## [REQUEST]
Copy each line below that includes "statement".

## [DATA EXTRACT]
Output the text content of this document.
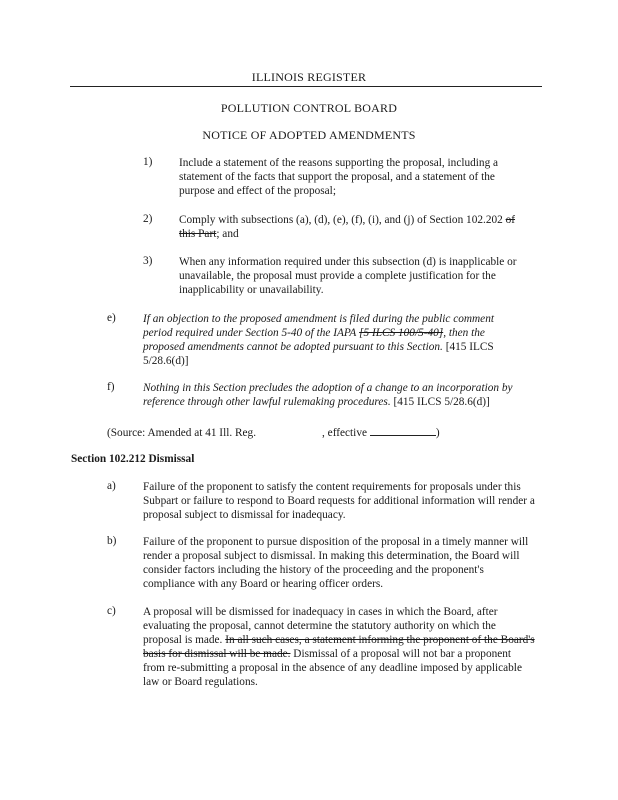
ILLINOIS REGISTER
POLLUTION CONTROL BOARD
NOTICE OF ADOPTED AMENDMENTS
1) Include a statement of the reasons supporting the proposal, including a statement of the facts that support the proposal, and a statement of the purpose and effect of the proposal;
2) Comply with subsections (a), (d), (e), (f), (i), and (j) of Section 102.202 of this Part; and
3) When any information required under this subsection (d) is inapplicable or unavailable, the proposal must provide a complete justification for the inapplicability or unavailability.
e) If an objection to the proposed amendment is filed during the public comment period required under Section 5-40 of the IAPA [5 ILCS 100/5-40], then the proposed amendments cannot be adopted pursuant to this Section. [415 ILCS 5/28.6(d)]
f)	Nothing in this Section precludes the adoption of a change to an incorporation by reference through other lawful rulemaking procedures. [415 ILCS 5/28.6(d)]
(Source: Amended at 41 Ill. Reg.	, effective	)
Section 102.212 Dismissal
a) Failure of the proponent to satisfy the content requirements for proposals under this Subpart or failure to respond to Board requests for additional information will render a proposal subject to dismissal for inadequacy.
b) Failure of the proponent to pursue disposition of the proposal in a timely manner will render a proposal subject to dismissal. In making this determination, the Board will consider factors including the history of the proceeding and the proponent's compliance with any Board or hearing officer orders.
c) A proposal will be dismissed for inadequacy in cases in which the Board, after evaluating the proposal, cannot determine the statutory authority on which the proposal is made. In all such cases, a statement informing the proponent of the Board's basis for dismissal will be made. Dismissal of a proposal will not bar a proponent from re-submitting a proposal in the absence of any deadline imposed by applicable law or Board regulations.
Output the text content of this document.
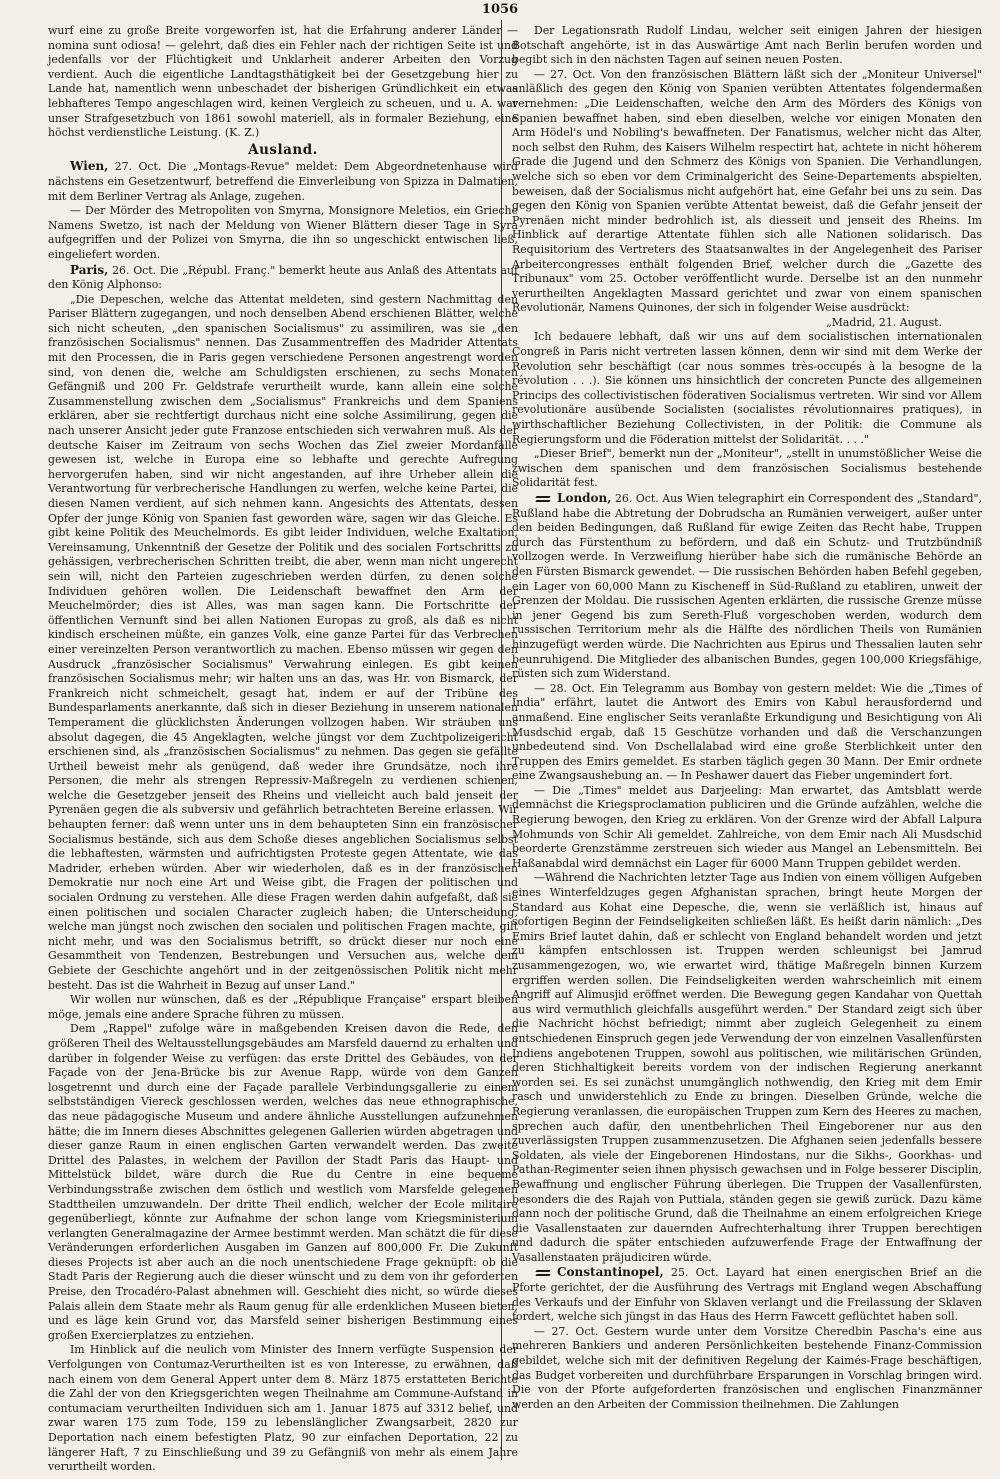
1056

wurf eine zu große Breite vorgeworfen ist, hat die Erfahrung anderer Länder — nomina sunt odiosa! — gelehrt, daß dies ein Fehler nach der richtigen Seite ist und jedenfalls vor der Flüchtigkeit und Unklarheit anderer Arbeiten den Vorzug verdient. Auch die eigentliche Landtagsthätigkeit bei der Gesetzgebung hier zu Lande hat, namentlich wenn unbeschadet der bisherigen Gründlichkeit ein etwas lebhafteres Tempo angeschlagen wird, keinen Vergleich zu scheuen, und u. A. war unser Strafgesetzbuch von 1861 sowohl materiell, als in formaler Beziehung, eine höchst verdienstliche Leistung. (K. Z.)

Ausland.

Wien, 27. Oct. Die „Montags-Revue" meldet: Dem Abgeordnetenhause wird nächstens ein Gesetzentwurf, betreffend die Einverleibung von Spizza in Dalmatien, mit dem Berliner Vertrag als Anlage, zugehen.

— Der Mörder des Metropoliten von Smyrna, Monsignore Meletios, ein Grieche Namens Swetzo, ist nach der Meldung von Wiener Blättern dieser Tage in Syra aufgegriffen und der Polizei von Smyrna, die ihn so ungeschickt entwischen ließ, eingeliefert worden.

Paris, 26. Oct. Die „Républ. Franç." bemerkt heute aus Anlaß des Attentats auf den König Alphonso:

„Die Depeschen, welche das Attentat meldeten, sind gestern Nachmittag den Pariser Blättern zugegangen, und noch denselben Abend erschienen Blätter, welche sich nicht scheuten, „den spanischen Socialismus" zu assimiliren, was sie „den französischen Socialismus" nennen. Das Zusammentreffen des Madrider Attentats mit den Processen, die in Paris gegen verschiedene Personen angestrengt worden sind, von denen die, welche am Schuldigsten erschienen, zu sechs Monaten Gefängniß und 200 Fr. Geldstrafe verurtheilt wurde, kann allein eine solche Zusammenstellung zwischen dem „Socialismus" Frankreichs und dem Spaniens erklären, aber sie rechtfertigt durchaus nicht eine solche Assimilirung, gegen die nach unserer Ansicht jeder gute Franzose entschieden sich verwahren muß. Als der deutsche Kaiser im Zeitraum von sechs Wochen das Ziel zweier Mordanfälle gewesen ist, welche in Europa eine so lebhafte und gerechte Aufregung hervorgerufen haben, sind wir nicht angestanden, auf ihre Urheber allein die Verantwortung für verbrecherische Handlungen zu werfen, welche keine Partei, die diesen Namen verdient, auf sich nehmen kann. Angesichts des Attentats, dessen Opfer der junge König von Spanien fast geworden wäre, sagen wir das Gleiche. Es gibt keine Politik des Meuchelmords. Es gibt leider Individuen, welche Exaltation, Vereinsamung, Unkenntniß der Gesetze der Politik und des socialen Fortschritts zu gehässigen, verbrecherischen Schritten treibt, die aber, wenn man nicht ungerecht sein will, nicht den Parteien zugeschrieben werden dürfen, zu denen solche Individuen gehören wollen. Die Leidenschaft bewaffnet den Arm der Meuchelmörder; dies ist Alles, was man sagen kann. Die Fortschritte der öffentlichen Vernunft sind bei allen Nationen Europas zu groß, als daß es nicht kindisch erscheinen müßte, ein ganzes Volk, eine ganze Partei für das Verbrechen einer vereinzelten Person verantwortlich zu machen. Ebenso müssen wir gegen den Ausdruck „französischer Socialismus" Verwahrung einlegen. Es gibt keinen französischen Socialismus mehr; wir halten uns an das, was Hr. von Bismarck, der Frankreich nicht schmeichelt, gesagt hat, indem er auf der Tribüne des Bundesparlaments anerkannte, daß sich in dieser Beziehung in unserem nationalen Temperament die glücklichsten Änderungen vollzogen haben. Wir sträuben uns absolut dagegen, die 45 Angeklagten, welche jüngst vor dem Zuchtpolizeigericht erschienen sind, als „französischen Socialismus" zu nehmen. Das gegen sie gefällte Urtheil beweist mehr als genügend, daß weder ihre Grundsätze, noch ihre Personen, die mehr als strengen Repressiv-Maßregeln zu verdienen schienen, welche die Gesetzgeber jenseit des Rheins und vielleicht auch bald jenseit der Pyrenäen gegen die als subversiv und gefährlich betrachteten Bereine erlassen. Wir behaupten ferner: daß wenn unter uns in dem behaupteten Sinn ein französischer Socialismus bestände, sich aus dem Schoße dieses angeblichen Socialismus selbst die lebhaftesten, wärmsten und aufrichtigsten Proteste gegen Attentate, wie das Madrider, erheben würden. Aber wir wiederholen, daß es in der französischen Demokratie nur noch eine Art und Weise gibt, die Fragen der politischen und socialen Ordnung zu verstehen. Alle diese Fragen werden dahin aufgefaßt, daß sie einen politischen und socialen Character zugleich haben; die Unterscheidung, welche man jüngst noch zwischen den socialen und politischen Fragen machte, gilt nicht mehr, und was den Socialismus betrifft, so drückt dieser nur noch eine Gesammtheit von Tendenzen, Bestrebungen und Versuchen aus, welche dem Gebiete der Geschichte angehört und in der zeitgenössischen Politik nicht mehr besteht. Das ist die Wahrheit in Bezug auf unser Land."

Wir wollen nur wünschen, daß es der „République Française" erspart bleiben möge, jemals eine andere Sprache führen zu müssen.

Dem „Rappel" zufolge wäre in maßgebenden Kreisen davon die Rede, den größeren Theil des Weltausstellungsgebäudes am Marsfeld dauernd zu erhalten und darüber in folgender Weise zu verfügen: das erste Drittel des Gebäudes, von der Façade von der Jena-Brücke bis zur Avenue Rapp, würde von dem Ganzen losgetrennt und durch eine der Façade parallele Verbindungsgallerie zu einem selbstständigen Viereck geschlossen werden, welches das neue ethnographische, das neue pädagogische Museum und andere ähnliche Ausstellungen aufzunehmen hätte; die im Innern dieses Abschnittes gelegenen Gallerien würden abgetragen und dieser ganze Raum in einen englischen Garten verwandelt werden. Das zweite Drittel des Palastes, in welchem der Pavillon der Stadt Paris das Haupt- und Mittelstück bildet, wäre durch die Rue du Centre in eine bequeme Verbindungsstraße zwischen dem östlich und westlich vom Marsfelde gelegenen Stadttheilen umzuwandeln. Der dritte Theil endlich, welcher der Ecole militaire gegenüberliegt, könnte zur Aufnahme der schon lange vom Kriegsministerium verlangten Generalmagazine der Armee bestimmt werden. Man schätzt die für diese Veränderungen erforderlichen Ausgaben im Ganzen auf 800,000 Fr. Die Zukunft dieses Projects ist aber auch an die noch unentschiedene Frage geknüpft: ob die Stadt Paris der Regierung auch die dieser wünscht und zu dem von ihr geforderten Preise, den Trocadéro-Palast abnehmen will. Geschieht dies nicht, so würde dieses Palais allein dem Staate mehr als Raum genug für alle erdenklichen Museen bieten, und es läge kein Grund vor, das Marsfeld seiner bisherigen Bestimmung eines großen Exercierplatzes zu entziehen.

Im Hinblick auf die neulich vom Minister des Innern verfügte Suspension der Verfolgungen von Contumaz-Verurtheilten ist es von Interesse, zu erwähnen, daß nach einem von dem General Appert unter dem 8. März 1875 erstatteten Berichte die Zahl der von den Kriegsgerichten wegen Theilnahme am Commune-Aufstand in contumaciam verurtheilten Individuen sich am 1. Januar 1875 auf 3312 belief, und zwar waren 175 zum Tode, 159 zu lebenslänglicher Zwangsarbeit, 2820 zur Deportation nach einem befestigten Platz, 90 zur einfachen Deportation, 22 zu längerer Haft, 7 zu Einschließung und 39 zu Gefängniß von mehr als einem Jahre verurtheilt worden.

Der Legationsrath Rudolf Lindau, welcher seit einigen Jahren der hiesigen Botschaft angehörte, ist in das Auswärtige Amt nach Berlin berufen worden und begibt sich in den nächsten Tagen auf seinen neuen Posten.

— 27. Oct. Von den französischen Blättern läßt sich der „Moniteur Universel" anläßlich des gegen den König von Spanien verübten Attentates folgendermaßen vernehmen: „Die Leidenschaften, welche den Arm des Mörders des Königs von Spanien bewaffnet haben, sind eben dieselben, welche vor einigen Monaten den Arm Hödel's und Nobiling's bewaffneten. Der Fanatismus, welcher nicht das Alter, noch selbst den Ruhm, des Kaisers Wilhelm respectirt hat, achtete in nicht höherem Grade die Jugend und den Schmerz des Königs von Spanien. Die Verhandlungen, welche sich so eben vor dem Criminalgericht des Seine-Departements abspielten, beweisen, daß der Socialismus nicht aufgehört hat, eine Gefahr bei uns zu sein. Das gegen den König von Spanien verübte Attentat beweist, daß die Gefahr jenseit der Pyrenäen nicht minder bedrohlich ist, als diesseit und jenseit des Rheins. Im Hinblick auf derartige Attentate fühlen sich alle Nationen solidarisch. Das Requisitorium des Vertreters des Staatsanwaltes in der Angelegenheit des Pariser Arbeitercongresses enthält folgenden Brief, welcher durch die „Gazette des Tribunaux" vom 25. October veröffentlicht wurde. Derselbe ist an den nunmehr verurtheilten Angeklagten Massard gerichtet und zwar von einem spanischen Revolutionär, Namens Quinones, der sich in folgender Weise ausdrückt:

„Madrid, 21. August.

Ich bedauere lebhaft, daß wir uns auf dem socialistischen internationalen Congreß in Paris nicht vertreten lassen können, denn wir sind mit dem Werke der Revolution sehr beschäftigt (car nous sommes très-occupés à la besogne de la révolution . . .). Sie können uns hinsichtlich der concreten Puncte des allgemeinen Princips des collectivistischen föderativen Socialismus vertreten. Wir sind vor Allem revolutionäre ausübende Socialisten (socialistes révolutionnaires pratiques), in wirthschaftlicher Beziehung Collectivisten, in der Politik: die Commune als Regierungsform und die Föderation mittelst der Solidarität. . . ."

„Dieser Brief", bemerkt nun der „Moniteur", „stellt in unumstößlicher Weise die zwischen dem spanischen und dem französischen Socialismus bestehende Solidarität fest.

London, 26. Oct. Aus Wien telegraphirt ein Correspondent des „Standard", Rußland habe die Abtretung der Dobrudscha an Rumänien verweigert, außer unter den beiden Bedingungen, daß Rußland für ewige Zeiten das Recht habe, Truppen durch das Fürstenthum zu befördern, und daß ein Schutz- und Trutzbündniß vollzogen werde. In Verzweiflung hierüber habe sich die rumänische Behörde an den Fürsten Bismarck gewendet. — Die russischen Behörden haben Befehl gegeben, ein Lager von 60,000 Mann zu Kischeneff in Süd-Rußland zu etabliren, unweit der Grenzen der Moldau. Die russischen Agenten erklärten, die russische Grenze müsse in jener Gegend bis zum Sereth-Fluß vorgeschoben werden, wodurch dem russischen Territorium mehr als die Hälfte des nördlichen Theils von Rumänien hinzugefügt werden würde. Die Nachrichten aus Epirus und Thessalien lauten sehr beunruhigend. Die Mitglieder des albanischen Bundes, gegen 100,000 Kriegsfähige, rüsten sich zum Widerstand.

— 28. Oct. Ein Telegramm aus Bombay von gestern meldet: Wie die „Times of India" erfährt, lautet die Antwort des Emirs von Kabul herausfordernd und anmaßend. Eine englischer Seits veranlaßte Erkundigung und Besichtigung von Ali Musdschid ergab, daß 15 Geschütze vorhanden und daß die Verschanzungen unbedeutend sind. Von Dschellalabad wird eine große Sterblichkeit unter den Truppen des Emirs gemeldet. Es starben täglich gegen 30 Mann. Der Emir ordnete eine Zwangsaushebung an. — In Peshawer dauert das Fieber ungemindert fort.

— Die „Times" meldet aus Darjeeling: Man erwartet, das Amtsblatt werde demnächst die Kriegsproclamation publiciren und die Gründe aufzählen, welche die Regierung bewogen, den Krieg zu erklären. Von der Grenze wird der Abfall Lalpura Mohmunds von Schir Ali gemeldet. Zahlreiche, von dem Emir nach Ali Musdschid beorderte Grenzstämme zerstreuen sich wieder aus Mangel an Lebensmitteln. Bei Haßanabdal wird demnächst ein Lager für 6000 Mann Truppen gebildet werden.

—Während die Nachrichten letzter Tage aus Indien von einem völligen Aufgeben eines Winterfeldzuges gegen Afghanistan sprachen, bringt heute Morgen der Standard aus Kohat eine Depesche, die, wenn sie verläßlich ist, hinaus auf sofortigen Beginn der Feindseligkeiten schließen läßt. Es heißt darin nämlich: „Des Emirs Brief lautet dahin, daß er schlecht von England behandelt worden und jetzt zu kämpfen entschlossen ist. Truppen werden schleunigst bei Jamrud zusammengezogen, wo, wie erwartet wird, thätige Maßregeln binnen Kurzem ergriffen werden sollen. Die Feindseligkeiten werden wahrscheinlich mit einem Angriff auf Alimusjid eröffnet werden. Die Bewegung gegen Kandahar von Quettah aus wird vermuthlich gleichfalls ausgeführt werden." Der Standard zeigt sich über die Nachricht höchst befriedigt; nimmt aber zugleich Gelegenheit zu einem entschiedenen Einspruch gegen jede Verwendung der von einzelnen Vasallenfürsten Indiens angebotenen Truppen, sowohl aus politischen, wie militärischen Gründen, deren Stichhaltigkeit bereits vordem von der indischen Regierung anerkannt worden sei. Es sei zunächst unumgänglich nothwendig, den Krieg mit dem Emir rasch und unwiderstehlich zu Ende zu bringen. Dieselben Gründe, welche die Regierung veranlassen, die europäischen Truppen zum Kern des Heeres zu machen, sprechen auch dafür, den unentbehrlichen Theil Eingeborener nur aus den zuverlässigsten Truppen zusammenzusetzen. Die Afghanen seien jedenfalls bessere Soldaten, als viele der Eingeborenen Hindostans, nur die Sikhs-, Goorkhas- und Pathan-Regimenter seien ihnen physisch gewachsen und in Folge besserer Disciplin, Bewaffnung und englischer Führung überlegen. Die Truppen der Vasallenfürsten, besonders die des Rajah von Puttiala, ständen gegen sie gewiß zurück. Dazu käme dann noch der politische Grund, daß die Theilnahme an einem erfolgreichen Kriege die Vasallenstaaten zur dauernden Aufrechterhaltung ihrer Truppen berechtigen und dadurch die später entschieden aufzuwerfende Frage der Entwaffnung der Vasallenstaaten präjudiciren würde.

Constantinopel, 25. Oct. Layard hat einen energischen Brief an die Pforte gerichtet, der die Ausführung des Vertrags mit England wegen Abschaffung des Verkaufs und der Einfuhr von Sklaven verlangt und die Freilassung der Sklaven fordert, welche sich jüngst in das Haus des Herrn Fawcett geflüchtet haben soll.

— 27. Oct. Gestern wurde unter dem Vorsitze Cheredbin Pascha's eine aus mehreren Bankiers und anderen Persönlichkeiten bestehende Finanz-Commission gebildet, welche sich mit der definitiven Regelung der Kaimés-Frage beschäftigen, das Budget vorbereiten und durchführbare Ersparungen in Vorschlag bringen wird. Die von der Pforte aufgeforderten französischen und englischen Finanzmänner werden an den Arbeiten der Commission theilnehmen. Die Zahlungen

## [WORKED SOLUTION]
1) Include a statement of the reasons supporting the proposal, including a statement of the facts that support the proposal, and a statement of the purpose and effect of the proposal;
c) A proposal will be dismissed for inadequacy in cases in which the Board, after evaluating the proposal, cannot determine the statutory authority on which the proposal is made. In all such cases, a statement informing the proponent of the Board's basis for dismissal will be made. Dismissal of a proposal will not bar a proponent from re-submitting a proposal in the absence of any deadline imposed by applicable law or Board regulations.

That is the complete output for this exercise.